_To do:_ Note each line that includes the word "granite". Copy those lines.

------------

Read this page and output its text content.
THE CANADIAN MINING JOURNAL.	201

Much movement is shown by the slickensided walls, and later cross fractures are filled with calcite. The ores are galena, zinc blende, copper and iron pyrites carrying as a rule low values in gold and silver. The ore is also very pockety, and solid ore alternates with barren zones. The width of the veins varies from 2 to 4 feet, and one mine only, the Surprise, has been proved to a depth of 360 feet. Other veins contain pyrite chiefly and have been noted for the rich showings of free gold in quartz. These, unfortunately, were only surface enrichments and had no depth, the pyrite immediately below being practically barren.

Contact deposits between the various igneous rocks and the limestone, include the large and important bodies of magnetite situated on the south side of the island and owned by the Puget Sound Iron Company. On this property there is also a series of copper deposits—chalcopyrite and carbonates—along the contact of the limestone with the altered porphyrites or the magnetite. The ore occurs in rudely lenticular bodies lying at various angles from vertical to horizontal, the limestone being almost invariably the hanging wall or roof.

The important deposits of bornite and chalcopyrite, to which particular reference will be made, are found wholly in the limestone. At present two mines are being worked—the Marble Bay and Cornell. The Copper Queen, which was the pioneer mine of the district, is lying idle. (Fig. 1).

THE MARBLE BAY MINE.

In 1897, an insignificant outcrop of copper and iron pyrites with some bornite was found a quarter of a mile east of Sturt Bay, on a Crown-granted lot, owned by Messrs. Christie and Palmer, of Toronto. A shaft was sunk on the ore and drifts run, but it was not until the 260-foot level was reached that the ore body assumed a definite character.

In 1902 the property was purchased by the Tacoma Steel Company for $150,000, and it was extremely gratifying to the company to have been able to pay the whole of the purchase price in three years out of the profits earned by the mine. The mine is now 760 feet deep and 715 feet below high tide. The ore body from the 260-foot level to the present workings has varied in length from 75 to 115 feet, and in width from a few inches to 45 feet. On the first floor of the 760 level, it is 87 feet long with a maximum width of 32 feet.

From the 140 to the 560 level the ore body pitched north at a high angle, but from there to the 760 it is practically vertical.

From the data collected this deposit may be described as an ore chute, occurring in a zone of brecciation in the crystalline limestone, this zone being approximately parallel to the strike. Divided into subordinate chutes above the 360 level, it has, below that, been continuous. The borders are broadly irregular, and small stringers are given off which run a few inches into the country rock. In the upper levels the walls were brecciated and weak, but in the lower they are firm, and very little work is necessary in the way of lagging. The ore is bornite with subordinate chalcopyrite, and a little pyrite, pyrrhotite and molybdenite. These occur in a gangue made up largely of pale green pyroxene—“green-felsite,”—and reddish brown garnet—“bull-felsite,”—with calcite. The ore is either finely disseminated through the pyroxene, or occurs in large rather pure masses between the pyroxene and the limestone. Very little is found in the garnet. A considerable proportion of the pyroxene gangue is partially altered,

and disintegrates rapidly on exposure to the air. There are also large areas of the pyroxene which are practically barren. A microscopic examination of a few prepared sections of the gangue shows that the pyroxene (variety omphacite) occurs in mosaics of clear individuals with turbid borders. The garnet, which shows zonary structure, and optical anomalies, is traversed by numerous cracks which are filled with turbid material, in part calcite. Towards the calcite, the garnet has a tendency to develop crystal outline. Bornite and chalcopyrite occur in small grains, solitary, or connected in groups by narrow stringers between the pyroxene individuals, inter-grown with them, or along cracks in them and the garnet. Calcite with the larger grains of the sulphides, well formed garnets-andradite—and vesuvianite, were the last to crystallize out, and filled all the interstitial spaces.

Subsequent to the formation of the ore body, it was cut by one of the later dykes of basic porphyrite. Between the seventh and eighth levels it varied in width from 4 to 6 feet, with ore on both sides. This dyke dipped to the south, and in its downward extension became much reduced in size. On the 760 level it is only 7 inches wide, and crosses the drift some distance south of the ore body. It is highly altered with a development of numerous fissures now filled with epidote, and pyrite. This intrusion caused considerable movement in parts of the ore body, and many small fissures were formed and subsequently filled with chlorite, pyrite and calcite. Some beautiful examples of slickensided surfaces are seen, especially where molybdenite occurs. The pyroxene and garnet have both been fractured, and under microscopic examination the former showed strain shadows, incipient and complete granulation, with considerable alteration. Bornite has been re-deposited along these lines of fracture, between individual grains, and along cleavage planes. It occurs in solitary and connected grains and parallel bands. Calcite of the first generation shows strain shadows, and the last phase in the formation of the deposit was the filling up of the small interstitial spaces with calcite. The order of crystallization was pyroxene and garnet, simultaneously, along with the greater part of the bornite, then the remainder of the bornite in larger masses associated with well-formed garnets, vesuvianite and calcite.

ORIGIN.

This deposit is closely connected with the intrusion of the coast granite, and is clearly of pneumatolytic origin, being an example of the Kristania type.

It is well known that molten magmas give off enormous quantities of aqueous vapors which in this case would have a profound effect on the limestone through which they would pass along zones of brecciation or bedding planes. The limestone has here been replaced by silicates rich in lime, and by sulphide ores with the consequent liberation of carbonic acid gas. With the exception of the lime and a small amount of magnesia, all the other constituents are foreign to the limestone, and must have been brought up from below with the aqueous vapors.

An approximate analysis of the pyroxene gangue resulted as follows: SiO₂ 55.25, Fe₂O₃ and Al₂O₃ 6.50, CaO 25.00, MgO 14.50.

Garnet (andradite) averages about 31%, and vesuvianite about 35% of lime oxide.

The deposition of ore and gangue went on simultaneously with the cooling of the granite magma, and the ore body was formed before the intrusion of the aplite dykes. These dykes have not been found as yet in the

------------

_Solution to this problem:_
This deposit is closely connected with the intrusion of the coast granite, and is clearly of pneumatolytic origin, being an example of the Kristania type.
The deposition of ore and gangue went on simultaneously with the cooling of the granite magma, and the ore body was formed before the intrusion of the aplite dykes. These dykes have not been found as yet in the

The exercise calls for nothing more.